Exercise prompt: What is the number of lines holding the word "JSON"? Give that number alone.

Records provided:
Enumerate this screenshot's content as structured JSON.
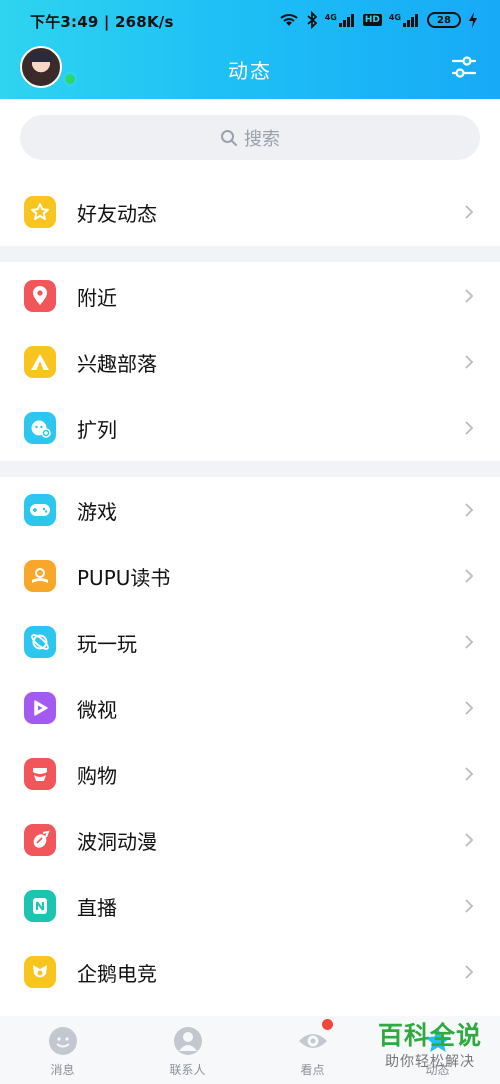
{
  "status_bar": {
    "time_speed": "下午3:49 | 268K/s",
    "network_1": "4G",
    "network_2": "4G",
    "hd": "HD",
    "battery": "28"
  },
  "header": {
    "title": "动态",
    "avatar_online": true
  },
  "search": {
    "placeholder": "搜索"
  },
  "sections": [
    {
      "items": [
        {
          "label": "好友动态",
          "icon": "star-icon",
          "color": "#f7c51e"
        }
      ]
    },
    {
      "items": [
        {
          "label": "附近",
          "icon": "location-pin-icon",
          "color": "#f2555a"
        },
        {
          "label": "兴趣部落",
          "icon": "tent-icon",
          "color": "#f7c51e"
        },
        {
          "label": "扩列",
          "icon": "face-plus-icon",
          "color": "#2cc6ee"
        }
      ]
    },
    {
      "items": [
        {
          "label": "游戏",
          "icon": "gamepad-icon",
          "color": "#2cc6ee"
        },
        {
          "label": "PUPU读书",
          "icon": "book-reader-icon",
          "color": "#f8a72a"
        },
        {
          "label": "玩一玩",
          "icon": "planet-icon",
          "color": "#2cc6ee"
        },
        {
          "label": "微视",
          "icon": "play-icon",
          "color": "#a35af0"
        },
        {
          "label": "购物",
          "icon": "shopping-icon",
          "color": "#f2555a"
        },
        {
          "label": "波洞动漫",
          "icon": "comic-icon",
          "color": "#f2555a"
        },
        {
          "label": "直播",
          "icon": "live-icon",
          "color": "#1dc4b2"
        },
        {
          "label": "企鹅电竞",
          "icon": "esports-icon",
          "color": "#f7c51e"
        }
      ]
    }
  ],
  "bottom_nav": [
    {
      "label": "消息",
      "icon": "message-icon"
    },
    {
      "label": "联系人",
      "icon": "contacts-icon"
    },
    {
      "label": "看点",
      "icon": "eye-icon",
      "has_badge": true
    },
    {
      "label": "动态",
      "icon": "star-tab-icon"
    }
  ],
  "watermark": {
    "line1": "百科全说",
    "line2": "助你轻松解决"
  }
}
==
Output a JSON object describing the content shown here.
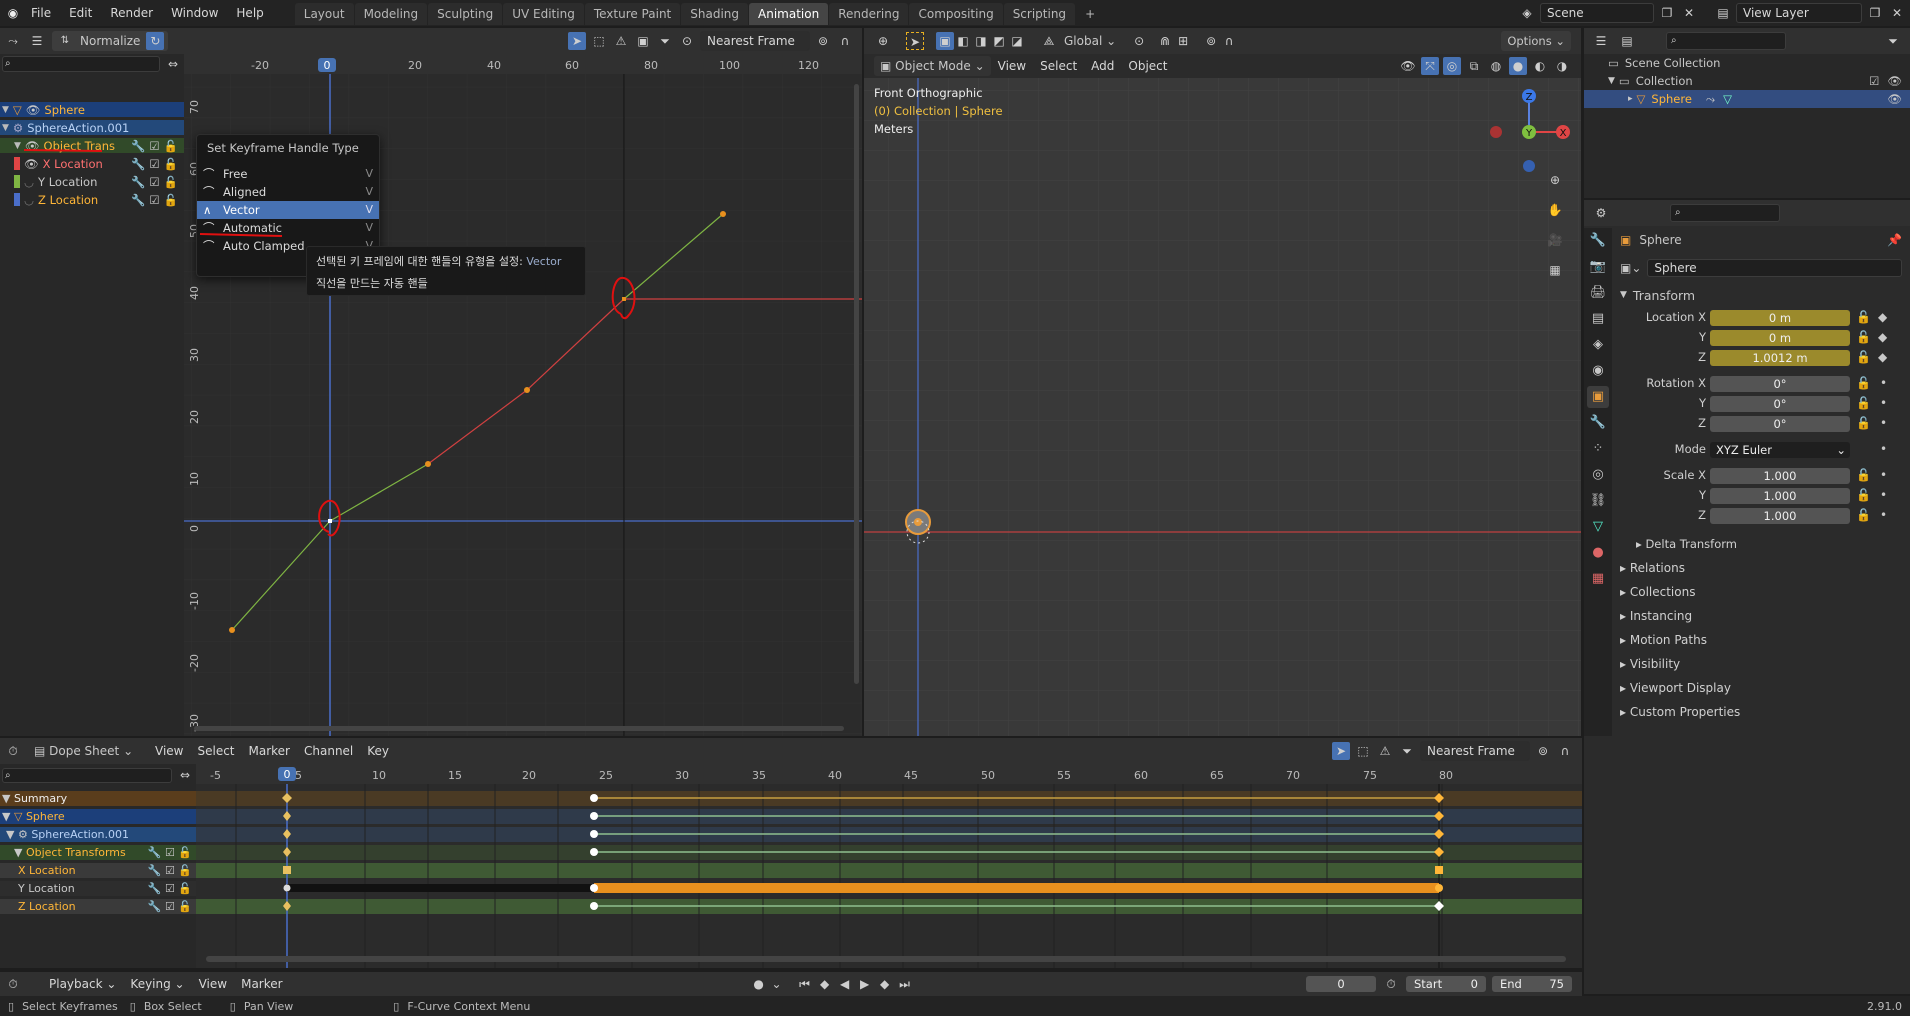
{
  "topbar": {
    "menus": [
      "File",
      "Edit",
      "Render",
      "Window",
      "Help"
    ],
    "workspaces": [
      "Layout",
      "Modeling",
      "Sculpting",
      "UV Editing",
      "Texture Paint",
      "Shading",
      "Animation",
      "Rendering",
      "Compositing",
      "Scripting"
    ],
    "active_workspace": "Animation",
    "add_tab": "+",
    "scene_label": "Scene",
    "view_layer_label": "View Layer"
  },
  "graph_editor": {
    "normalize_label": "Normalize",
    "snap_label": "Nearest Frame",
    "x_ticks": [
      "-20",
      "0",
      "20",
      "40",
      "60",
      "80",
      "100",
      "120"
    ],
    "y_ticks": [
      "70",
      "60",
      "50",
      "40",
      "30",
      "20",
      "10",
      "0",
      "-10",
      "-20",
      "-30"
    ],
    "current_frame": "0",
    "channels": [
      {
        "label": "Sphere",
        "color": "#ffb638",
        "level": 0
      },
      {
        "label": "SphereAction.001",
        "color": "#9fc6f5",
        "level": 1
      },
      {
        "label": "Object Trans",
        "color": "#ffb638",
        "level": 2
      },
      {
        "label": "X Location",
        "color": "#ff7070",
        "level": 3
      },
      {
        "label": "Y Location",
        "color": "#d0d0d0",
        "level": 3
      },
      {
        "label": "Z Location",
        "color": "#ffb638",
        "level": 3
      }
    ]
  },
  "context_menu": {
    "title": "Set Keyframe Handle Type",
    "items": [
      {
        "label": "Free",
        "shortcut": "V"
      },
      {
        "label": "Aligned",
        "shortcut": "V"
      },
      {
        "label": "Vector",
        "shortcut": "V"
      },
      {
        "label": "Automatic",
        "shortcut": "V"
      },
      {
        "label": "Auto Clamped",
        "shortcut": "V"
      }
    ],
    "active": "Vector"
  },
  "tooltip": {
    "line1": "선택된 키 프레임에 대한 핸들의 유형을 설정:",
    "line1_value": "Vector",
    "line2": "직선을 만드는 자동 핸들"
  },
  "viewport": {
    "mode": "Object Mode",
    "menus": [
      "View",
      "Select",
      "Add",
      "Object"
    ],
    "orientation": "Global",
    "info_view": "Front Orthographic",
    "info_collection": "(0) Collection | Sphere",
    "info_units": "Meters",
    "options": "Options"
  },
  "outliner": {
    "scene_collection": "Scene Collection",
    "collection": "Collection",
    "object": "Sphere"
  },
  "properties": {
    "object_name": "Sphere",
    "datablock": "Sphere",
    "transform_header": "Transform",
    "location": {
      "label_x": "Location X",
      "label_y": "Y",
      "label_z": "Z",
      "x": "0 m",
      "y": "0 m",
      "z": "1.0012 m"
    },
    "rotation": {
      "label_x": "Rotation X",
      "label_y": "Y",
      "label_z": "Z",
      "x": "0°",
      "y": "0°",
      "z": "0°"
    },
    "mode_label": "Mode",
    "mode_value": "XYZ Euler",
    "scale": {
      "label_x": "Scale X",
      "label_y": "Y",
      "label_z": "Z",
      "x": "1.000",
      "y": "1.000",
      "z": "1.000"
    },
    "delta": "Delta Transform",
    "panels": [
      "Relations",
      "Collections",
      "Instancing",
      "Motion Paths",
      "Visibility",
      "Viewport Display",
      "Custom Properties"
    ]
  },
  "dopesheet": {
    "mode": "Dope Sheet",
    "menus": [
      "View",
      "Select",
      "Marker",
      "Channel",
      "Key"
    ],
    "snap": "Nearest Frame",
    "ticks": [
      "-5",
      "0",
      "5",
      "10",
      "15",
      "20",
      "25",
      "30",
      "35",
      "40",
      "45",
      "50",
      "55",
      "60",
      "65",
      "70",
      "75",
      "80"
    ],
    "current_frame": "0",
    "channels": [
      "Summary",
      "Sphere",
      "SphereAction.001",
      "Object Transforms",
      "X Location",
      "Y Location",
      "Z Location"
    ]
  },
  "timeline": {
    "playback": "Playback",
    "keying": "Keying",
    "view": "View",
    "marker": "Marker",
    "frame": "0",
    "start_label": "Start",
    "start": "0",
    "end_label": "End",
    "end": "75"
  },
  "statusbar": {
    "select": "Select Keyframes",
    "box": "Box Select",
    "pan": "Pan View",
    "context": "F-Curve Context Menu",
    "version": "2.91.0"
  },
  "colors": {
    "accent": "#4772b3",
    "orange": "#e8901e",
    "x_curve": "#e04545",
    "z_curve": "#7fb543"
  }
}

Response below: 2